EXERCISE GOAL - Copy all lines holding the word "Producer" from the entries.

------------------------------------------------

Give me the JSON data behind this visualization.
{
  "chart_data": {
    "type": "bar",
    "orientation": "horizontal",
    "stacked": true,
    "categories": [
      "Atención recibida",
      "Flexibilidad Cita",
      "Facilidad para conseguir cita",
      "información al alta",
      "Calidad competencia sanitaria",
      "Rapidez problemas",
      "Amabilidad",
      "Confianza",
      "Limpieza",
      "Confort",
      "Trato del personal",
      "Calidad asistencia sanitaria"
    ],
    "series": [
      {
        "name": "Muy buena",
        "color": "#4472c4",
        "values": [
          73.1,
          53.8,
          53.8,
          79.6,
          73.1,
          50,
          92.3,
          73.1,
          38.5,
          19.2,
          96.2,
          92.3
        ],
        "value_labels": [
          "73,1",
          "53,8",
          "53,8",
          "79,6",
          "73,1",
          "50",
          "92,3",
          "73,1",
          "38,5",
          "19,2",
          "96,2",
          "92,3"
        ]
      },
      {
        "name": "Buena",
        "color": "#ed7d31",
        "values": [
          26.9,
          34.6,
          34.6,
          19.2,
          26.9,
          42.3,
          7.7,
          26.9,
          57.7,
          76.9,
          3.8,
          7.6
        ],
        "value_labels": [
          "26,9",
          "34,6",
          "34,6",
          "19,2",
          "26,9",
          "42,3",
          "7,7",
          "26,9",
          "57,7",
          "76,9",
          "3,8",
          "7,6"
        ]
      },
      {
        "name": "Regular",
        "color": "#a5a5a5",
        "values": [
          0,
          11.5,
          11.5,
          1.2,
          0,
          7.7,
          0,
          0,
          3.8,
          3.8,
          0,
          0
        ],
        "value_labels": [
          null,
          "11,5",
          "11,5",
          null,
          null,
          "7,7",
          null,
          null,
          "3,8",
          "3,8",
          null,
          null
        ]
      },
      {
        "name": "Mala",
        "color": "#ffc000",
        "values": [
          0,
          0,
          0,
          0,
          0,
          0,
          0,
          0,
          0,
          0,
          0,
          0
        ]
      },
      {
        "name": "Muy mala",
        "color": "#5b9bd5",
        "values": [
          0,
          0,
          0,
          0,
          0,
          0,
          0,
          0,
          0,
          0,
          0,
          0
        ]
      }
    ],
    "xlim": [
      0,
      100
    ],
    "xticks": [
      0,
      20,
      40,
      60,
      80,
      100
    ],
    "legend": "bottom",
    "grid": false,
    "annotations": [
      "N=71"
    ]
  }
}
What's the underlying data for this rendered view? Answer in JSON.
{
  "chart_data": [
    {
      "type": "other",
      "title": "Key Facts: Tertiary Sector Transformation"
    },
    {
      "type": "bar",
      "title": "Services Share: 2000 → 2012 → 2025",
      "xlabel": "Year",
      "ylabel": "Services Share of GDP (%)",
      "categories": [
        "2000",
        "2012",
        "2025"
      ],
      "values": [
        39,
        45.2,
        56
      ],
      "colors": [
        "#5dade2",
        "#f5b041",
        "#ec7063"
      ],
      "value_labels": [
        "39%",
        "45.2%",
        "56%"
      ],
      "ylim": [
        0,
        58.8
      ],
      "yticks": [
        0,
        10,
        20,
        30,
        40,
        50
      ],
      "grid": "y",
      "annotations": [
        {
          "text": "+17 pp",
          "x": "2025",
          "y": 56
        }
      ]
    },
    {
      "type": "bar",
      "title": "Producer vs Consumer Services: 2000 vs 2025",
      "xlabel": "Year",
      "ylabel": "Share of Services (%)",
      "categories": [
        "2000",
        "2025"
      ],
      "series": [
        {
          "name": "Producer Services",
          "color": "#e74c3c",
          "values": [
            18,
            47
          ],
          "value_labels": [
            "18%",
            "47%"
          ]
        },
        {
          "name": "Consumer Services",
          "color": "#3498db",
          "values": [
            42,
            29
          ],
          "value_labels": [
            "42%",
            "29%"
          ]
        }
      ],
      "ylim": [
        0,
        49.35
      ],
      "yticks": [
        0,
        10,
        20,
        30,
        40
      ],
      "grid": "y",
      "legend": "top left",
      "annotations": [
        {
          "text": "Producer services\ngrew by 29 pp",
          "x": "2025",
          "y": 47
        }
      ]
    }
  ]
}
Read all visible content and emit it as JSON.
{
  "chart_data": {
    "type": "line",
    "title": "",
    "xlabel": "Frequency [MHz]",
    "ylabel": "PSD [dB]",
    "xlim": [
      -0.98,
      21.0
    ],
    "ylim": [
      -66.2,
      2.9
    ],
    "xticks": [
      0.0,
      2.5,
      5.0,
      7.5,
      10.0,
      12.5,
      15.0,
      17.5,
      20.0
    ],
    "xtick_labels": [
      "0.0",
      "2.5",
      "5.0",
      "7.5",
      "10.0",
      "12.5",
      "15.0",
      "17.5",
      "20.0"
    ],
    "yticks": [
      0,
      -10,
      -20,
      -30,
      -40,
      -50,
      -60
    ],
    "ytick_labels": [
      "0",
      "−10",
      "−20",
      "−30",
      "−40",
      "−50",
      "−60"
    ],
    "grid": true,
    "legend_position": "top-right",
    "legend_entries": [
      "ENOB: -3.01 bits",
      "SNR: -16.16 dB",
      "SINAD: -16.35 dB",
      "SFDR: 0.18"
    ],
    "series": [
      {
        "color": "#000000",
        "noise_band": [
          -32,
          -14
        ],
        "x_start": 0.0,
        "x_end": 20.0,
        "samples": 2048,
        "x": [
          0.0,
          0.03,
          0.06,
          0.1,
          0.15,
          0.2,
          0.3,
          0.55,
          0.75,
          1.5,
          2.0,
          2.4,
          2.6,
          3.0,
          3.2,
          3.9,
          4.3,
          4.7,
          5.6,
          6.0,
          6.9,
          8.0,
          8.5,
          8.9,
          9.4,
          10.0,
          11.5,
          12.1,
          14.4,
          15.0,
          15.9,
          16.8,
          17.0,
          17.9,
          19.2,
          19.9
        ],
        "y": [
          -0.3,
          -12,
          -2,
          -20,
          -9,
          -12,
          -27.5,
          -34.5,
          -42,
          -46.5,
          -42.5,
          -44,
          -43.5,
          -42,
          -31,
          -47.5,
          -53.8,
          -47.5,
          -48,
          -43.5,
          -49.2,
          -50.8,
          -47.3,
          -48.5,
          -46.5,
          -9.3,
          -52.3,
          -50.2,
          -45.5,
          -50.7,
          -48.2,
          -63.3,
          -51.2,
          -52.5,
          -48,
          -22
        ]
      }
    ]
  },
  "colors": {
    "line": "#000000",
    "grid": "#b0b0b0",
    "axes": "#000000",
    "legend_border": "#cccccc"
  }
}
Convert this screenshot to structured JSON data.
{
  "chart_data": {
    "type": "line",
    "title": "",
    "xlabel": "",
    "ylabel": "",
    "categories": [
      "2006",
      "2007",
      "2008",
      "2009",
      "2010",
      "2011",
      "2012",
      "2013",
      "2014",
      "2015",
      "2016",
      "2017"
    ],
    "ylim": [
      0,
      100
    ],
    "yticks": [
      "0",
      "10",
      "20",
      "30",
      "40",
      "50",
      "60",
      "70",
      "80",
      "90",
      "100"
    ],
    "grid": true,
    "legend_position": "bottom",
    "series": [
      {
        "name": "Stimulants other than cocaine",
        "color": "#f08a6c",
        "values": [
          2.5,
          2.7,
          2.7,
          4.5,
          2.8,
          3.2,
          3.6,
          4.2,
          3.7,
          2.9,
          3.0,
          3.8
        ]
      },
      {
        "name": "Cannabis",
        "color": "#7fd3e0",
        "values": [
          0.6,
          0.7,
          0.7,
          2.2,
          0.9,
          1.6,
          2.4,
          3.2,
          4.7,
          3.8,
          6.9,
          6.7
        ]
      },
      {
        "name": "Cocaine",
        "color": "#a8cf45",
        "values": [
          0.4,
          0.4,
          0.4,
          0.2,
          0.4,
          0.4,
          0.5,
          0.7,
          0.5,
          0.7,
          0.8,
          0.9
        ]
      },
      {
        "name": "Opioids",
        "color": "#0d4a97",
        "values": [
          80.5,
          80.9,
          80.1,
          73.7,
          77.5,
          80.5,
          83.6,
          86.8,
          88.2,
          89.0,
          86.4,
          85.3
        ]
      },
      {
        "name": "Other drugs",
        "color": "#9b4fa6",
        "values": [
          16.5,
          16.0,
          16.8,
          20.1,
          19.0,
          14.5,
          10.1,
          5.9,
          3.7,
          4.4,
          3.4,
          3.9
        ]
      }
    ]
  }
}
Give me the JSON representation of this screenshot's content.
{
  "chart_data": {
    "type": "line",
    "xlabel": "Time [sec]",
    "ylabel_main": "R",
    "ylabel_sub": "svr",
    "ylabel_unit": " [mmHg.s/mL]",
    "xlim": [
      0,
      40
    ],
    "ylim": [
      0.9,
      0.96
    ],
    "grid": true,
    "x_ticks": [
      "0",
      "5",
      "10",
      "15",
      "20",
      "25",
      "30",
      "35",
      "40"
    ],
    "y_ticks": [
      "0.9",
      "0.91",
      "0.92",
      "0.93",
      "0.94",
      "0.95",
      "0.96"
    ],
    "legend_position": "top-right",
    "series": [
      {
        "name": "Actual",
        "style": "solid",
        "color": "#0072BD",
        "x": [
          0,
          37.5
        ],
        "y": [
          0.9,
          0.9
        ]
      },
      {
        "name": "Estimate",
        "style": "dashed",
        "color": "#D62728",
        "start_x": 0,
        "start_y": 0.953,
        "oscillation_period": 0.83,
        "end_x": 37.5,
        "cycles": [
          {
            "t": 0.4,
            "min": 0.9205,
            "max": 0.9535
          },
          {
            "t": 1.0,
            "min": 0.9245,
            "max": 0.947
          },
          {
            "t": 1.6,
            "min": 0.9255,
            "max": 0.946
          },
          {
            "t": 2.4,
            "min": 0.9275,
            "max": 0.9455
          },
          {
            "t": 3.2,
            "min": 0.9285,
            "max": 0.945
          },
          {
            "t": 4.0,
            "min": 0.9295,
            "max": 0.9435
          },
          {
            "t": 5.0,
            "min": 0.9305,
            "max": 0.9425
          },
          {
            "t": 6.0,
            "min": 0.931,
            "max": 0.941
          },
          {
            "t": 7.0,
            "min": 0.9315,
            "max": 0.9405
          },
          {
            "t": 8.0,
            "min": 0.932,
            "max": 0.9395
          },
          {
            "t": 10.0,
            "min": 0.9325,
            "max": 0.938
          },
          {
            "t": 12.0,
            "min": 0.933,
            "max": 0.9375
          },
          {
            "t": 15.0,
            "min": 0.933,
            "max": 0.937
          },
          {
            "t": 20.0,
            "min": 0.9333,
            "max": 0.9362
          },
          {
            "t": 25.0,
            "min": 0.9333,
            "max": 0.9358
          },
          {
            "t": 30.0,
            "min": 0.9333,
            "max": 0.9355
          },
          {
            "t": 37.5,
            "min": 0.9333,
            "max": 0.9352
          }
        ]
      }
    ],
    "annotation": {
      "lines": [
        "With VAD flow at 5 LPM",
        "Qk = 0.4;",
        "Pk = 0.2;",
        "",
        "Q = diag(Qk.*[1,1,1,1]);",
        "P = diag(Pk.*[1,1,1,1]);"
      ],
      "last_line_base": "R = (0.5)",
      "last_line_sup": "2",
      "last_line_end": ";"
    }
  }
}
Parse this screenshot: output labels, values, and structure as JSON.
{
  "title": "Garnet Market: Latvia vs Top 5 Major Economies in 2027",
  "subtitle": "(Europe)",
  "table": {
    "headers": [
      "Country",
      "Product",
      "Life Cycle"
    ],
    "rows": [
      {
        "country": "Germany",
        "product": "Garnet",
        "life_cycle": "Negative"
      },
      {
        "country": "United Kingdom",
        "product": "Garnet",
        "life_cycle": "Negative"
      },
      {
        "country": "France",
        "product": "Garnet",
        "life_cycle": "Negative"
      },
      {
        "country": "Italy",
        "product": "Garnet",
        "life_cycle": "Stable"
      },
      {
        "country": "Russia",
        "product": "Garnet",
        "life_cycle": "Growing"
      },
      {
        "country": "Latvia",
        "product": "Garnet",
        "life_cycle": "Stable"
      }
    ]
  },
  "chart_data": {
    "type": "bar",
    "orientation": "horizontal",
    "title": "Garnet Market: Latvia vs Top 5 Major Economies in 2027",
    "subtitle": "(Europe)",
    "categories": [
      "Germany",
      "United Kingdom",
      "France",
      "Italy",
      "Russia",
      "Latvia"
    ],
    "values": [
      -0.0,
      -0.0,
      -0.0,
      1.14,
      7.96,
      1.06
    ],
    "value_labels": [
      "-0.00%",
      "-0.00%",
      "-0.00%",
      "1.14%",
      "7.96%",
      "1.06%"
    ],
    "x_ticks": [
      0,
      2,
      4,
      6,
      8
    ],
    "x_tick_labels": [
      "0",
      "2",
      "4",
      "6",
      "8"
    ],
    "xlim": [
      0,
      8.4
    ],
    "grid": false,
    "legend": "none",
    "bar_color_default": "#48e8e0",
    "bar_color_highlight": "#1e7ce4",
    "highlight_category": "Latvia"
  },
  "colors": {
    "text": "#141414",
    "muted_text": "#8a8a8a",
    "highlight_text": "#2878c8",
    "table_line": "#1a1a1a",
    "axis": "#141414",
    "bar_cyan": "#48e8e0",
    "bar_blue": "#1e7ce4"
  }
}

------------------------------------------------

OUTPUT BELOW -
      "title": "Producer vs Consumer Services: 2000 vs 2025",
          "name": "Producer Services",
          "text": "Producer services\ngrew by 29 pp",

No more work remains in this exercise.